Each record below should be output verbatim, without pictures.

● ● ● ●

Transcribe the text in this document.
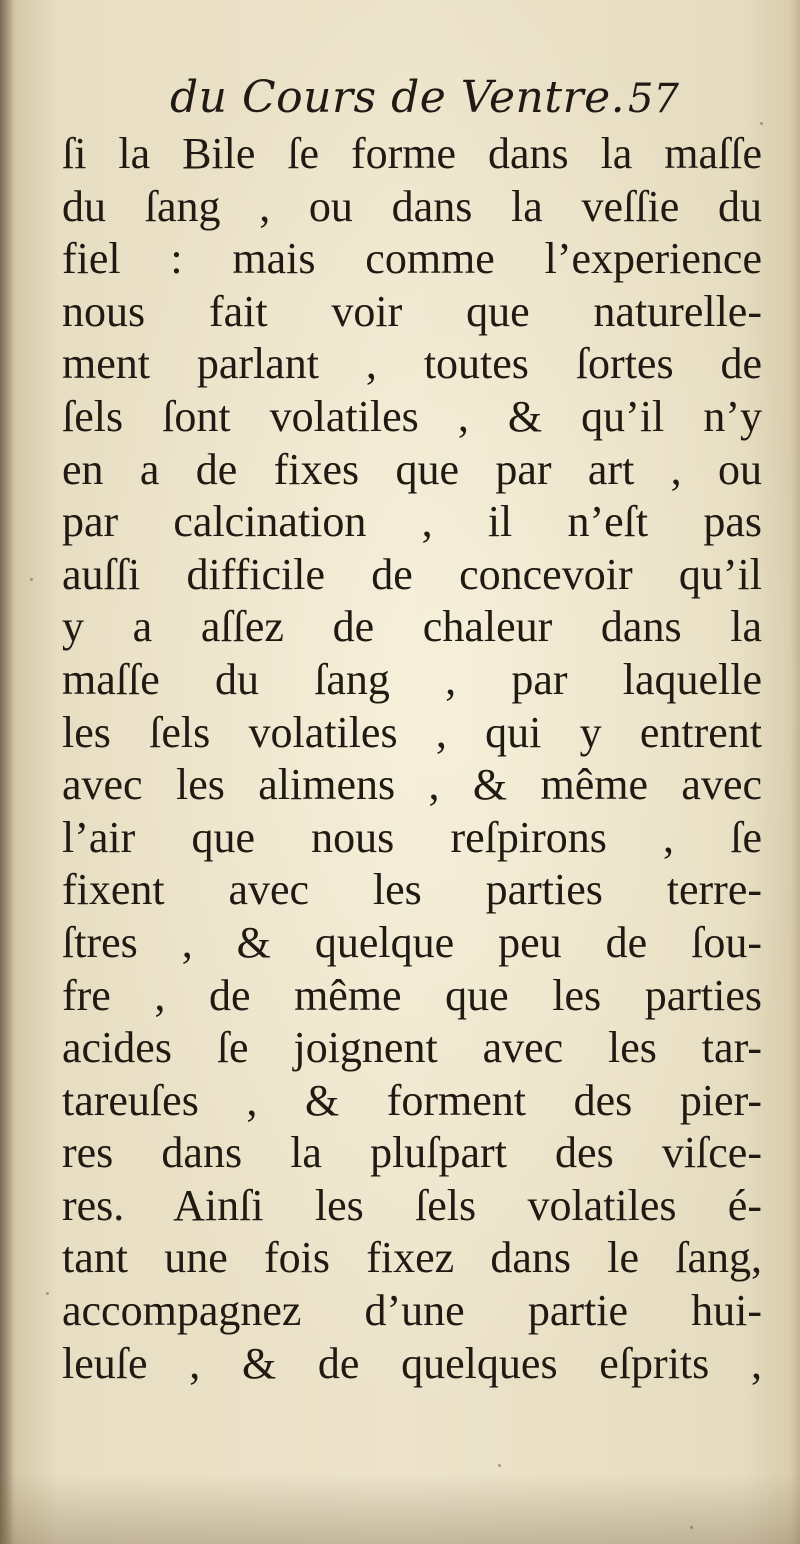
du Cours de Ventre. 57
ſi la Bile ſe forme dans la maſſe
du ſang , ou dans la veſſie du
fiel : mais comme l’experience
nous fait voir que naturelle-
ment parlant , toutes ſortes de
ſels ſont volatiles , & qu’il n’y
en a de fixes que par art , ou
par calcination , il n’eſt pas
auſſi difficile de concevoir qu’il
y a aſſez de chaleur dans la
maſſe du ſang , par laquelle
les ſels volatiles , qui y entrent
avec les alimens , & même avec
l’air que nous reſpirons , ſe
fixent avec les parties terre-
ſtres , & quelque peu de ſou-
fre , de même que les parties
acides ſe joignent avec les tar-
tareuſes , & forment des pier-
res dans la pluſpart des viſce-
res. Ainſi les ſels volatiles é-
tant une fois fixez dans le ſang,
accompagnez d’une partie hui-
leuſe , & de quelques eſprits ,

● ● ● ●

Exercise output.
Transcribe the text in this document.
du Cours de Ventre. 57
ſi la Bile ſe forme dans la maſſe
du ſang , ou dans la veſſie du
fiel : mais comme l’experience
nous fait voir que naturelle-
ment parlant , toutes ſortes de
ſels ſont volatiles , & qu’il n’y
en a de fixes que par art , ou
par calcination , il n’eſt pas
auſſi difficile de concevoir qu’il
y a aſſez de chaleur dans la
maſſe du ſang , par laquelle
les ſels volatiles , qui y entrent
avec les alimens , & même avec
l’air que nous reſpirons , ſe
fixent avec les parties terre-
ſtres , & quelque peu de ſou-
fre , de même que les parties
acides ſe joignent avec les tar-
tareuſes , & forment des pier-
res dans la pluſpart des viſce-
res. Ainſi les ſels volatiles é-
tant une fois fixez dans le ſang,
accompagnez d’une partie hui-
leuſe , & de quelques eſprits ,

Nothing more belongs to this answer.